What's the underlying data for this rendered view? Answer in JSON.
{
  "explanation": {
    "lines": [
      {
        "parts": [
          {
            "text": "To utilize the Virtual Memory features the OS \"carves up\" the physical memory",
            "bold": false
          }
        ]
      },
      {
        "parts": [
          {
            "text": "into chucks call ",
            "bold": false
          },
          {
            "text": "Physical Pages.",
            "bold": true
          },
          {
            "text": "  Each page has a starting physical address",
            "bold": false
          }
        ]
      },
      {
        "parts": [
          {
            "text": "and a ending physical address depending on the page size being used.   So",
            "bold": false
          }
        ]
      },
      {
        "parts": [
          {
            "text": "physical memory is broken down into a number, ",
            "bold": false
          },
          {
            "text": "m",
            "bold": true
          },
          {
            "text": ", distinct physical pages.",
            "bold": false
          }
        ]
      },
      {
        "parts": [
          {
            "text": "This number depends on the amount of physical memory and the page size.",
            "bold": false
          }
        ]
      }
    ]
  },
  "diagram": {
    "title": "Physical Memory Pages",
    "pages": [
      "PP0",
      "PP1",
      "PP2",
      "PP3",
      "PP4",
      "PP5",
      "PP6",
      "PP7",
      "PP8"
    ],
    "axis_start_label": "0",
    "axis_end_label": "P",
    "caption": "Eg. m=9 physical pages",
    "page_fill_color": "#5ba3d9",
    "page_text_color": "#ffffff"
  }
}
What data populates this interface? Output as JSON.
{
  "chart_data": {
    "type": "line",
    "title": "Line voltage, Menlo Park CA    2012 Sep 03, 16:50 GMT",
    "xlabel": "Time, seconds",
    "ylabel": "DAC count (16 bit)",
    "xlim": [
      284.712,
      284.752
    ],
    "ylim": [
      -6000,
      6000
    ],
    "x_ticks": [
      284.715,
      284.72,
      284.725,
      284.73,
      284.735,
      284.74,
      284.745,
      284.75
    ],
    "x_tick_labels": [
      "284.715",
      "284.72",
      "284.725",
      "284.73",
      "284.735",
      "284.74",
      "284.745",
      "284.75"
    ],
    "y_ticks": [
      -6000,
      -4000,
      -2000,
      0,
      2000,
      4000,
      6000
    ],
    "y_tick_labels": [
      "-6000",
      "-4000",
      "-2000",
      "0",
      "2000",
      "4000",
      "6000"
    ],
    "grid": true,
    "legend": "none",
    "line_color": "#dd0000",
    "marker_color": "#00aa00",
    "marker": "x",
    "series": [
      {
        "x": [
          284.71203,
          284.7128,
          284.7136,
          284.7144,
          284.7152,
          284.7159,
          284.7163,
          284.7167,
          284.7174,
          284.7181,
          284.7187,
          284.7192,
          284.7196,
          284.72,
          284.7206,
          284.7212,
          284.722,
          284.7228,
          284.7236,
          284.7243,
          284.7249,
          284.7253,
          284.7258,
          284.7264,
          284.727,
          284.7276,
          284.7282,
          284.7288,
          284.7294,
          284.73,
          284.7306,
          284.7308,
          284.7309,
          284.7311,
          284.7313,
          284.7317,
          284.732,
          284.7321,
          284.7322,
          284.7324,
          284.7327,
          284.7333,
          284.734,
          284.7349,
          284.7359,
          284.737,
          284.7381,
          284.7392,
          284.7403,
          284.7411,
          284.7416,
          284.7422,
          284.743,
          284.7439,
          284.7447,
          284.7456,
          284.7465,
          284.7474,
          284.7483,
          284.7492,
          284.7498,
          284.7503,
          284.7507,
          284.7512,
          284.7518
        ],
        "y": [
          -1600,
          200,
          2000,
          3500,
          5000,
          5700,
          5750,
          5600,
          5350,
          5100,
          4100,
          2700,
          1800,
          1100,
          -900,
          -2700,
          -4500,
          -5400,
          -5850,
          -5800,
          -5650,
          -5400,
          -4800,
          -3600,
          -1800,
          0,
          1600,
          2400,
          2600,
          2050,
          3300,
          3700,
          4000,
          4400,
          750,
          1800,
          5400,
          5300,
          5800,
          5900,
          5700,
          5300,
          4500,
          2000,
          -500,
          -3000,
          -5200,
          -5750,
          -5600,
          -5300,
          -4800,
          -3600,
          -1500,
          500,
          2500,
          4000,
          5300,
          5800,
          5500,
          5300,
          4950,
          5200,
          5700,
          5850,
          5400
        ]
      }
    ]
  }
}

- - - - - - -

### STATED PROBLEM
Find all lines where the word "What" appears. Copy them.

### TASK OUTPUT
What's the underlying data for this rendered view? Answer in JSON.
What data populates this interface? Output as JSON.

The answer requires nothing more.